● **Task objective**:
Tally the lines in these records that hold the string "saline", and reply with the number alone.

┌──

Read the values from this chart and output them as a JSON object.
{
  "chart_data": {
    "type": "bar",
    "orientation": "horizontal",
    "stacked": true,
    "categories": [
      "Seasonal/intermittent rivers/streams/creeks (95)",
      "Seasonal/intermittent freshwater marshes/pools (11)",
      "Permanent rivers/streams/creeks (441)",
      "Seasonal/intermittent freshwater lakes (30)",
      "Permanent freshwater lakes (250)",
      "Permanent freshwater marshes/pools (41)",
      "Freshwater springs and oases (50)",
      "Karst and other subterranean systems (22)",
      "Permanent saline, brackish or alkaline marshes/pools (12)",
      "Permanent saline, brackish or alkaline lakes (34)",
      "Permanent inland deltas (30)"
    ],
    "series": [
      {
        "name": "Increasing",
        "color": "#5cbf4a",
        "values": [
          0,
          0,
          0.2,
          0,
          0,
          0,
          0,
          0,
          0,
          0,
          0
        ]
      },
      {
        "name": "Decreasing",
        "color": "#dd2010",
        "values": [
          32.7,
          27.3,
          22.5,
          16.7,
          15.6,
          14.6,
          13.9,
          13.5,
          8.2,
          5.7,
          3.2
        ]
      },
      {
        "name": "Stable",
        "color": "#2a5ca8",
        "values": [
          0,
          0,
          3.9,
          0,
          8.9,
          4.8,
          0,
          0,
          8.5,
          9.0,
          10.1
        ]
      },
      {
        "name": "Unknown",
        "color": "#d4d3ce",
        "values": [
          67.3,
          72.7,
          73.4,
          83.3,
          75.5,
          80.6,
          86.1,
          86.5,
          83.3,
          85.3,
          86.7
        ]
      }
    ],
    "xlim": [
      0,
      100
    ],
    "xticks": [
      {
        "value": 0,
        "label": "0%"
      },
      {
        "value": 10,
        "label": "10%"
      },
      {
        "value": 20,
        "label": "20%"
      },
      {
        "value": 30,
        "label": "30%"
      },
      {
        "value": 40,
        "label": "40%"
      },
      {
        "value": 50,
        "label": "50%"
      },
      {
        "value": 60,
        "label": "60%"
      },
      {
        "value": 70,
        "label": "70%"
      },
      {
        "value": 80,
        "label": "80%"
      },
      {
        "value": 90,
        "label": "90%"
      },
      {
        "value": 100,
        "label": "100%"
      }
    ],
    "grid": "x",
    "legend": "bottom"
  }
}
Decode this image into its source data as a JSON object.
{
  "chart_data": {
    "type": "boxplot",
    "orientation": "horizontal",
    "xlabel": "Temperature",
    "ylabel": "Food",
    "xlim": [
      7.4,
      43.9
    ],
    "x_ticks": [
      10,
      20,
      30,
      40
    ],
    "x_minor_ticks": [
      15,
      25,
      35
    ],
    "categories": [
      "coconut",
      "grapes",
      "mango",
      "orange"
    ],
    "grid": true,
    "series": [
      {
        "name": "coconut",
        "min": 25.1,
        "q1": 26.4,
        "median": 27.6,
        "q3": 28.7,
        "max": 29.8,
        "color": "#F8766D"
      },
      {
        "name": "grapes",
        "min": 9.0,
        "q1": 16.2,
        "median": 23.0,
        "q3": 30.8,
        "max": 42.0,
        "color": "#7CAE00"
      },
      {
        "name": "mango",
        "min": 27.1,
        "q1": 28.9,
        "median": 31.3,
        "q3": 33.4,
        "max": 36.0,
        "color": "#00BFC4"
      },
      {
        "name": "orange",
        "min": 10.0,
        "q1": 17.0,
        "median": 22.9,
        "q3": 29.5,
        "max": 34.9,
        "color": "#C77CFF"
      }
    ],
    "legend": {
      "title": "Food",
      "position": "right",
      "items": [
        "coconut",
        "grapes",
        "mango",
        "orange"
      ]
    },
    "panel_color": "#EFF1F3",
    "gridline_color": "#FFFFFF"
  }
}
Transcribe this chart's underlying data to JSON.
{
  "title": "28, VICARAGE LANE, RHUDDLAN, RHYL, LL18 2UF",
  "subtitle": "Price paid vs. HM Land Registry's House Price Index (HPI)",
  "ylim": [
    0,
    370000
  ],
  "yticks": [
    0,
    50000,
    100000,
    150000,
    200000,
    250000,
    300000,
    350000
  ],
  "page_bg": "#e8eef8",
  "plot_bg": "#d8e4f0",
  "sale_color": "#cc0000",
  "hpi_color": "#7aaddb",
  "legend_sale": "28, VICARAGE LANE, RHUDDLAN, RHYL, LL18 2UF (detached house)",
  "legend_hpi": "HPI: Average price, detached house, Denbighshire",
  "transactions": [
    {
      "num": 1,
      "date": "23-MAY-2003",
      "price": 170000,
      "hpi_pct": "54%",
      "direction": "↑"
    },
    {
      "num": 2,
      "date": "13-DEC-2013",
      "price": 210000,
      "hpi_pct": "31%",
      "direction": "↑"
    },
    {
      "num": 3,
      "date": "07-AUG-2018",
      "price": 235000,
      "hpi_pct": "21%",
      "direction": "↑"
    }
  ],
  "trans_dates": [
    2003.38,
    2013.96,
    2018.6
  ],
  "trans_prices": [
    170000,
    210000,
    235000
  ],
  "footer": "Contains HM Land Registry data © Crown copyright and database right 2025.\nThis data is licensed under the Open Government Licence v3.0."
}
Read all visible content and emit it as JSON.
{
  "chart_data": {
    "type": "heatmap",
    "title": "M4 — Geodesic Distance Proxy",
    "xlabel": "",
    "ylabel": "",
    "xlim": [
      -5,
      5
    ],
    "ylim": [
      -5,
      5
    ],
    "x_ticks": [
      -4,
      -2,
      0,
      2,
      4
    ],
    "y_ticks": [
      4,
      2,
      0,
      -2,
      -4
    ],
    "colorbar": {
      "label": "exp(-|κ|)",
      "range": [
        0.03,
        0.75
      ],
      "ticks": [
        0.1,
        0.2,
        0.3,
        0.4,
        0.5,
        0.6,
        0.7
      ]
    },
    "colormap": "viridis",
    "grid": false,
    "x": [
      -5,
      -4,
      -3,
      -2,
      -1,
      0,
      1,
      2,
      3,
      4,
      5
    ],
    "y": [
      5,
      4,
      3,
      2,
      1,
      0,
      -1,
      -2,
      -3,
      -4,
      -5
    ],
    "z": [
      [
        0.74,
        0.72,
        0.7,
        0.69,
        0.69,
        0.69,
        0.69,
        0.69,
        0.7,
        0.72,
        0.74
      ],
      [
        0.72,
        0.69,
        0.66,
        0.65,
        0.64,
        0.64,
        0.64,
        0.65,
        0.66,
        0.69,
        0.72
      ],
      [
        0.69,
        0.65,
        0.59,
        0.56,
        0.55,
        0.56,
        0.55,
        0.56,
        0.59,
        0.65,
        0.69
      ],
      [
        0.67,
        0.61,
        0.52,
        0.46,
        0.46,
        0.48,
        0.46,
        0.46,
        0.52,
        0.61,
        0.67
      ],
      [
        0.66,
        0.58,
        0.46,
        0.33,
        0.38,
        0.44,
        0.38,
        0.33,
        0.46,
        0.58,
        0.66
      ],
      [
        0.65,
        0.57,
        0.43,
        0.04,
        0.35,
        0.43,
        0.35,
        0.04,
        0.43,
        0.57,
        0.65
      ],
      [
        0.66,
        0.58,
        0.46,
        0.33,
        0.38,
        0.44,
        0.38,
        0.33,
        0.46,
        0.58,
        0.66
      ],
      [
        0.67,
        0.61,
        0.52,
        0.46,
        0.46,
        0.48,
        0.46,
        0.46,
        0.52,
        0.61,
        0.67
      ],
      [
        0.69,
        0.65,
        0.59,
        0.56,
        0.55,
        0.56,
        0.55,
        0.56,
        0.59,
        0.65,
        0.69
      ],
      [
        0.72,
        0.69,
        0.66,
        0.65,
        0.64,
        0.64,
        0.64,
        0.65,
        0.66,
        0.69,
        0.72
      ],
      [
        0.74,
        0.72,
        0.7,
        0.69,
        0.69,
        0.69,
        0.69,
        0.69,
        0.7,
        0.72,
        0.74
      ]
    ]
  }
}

└──

● **Reply to the task**:
2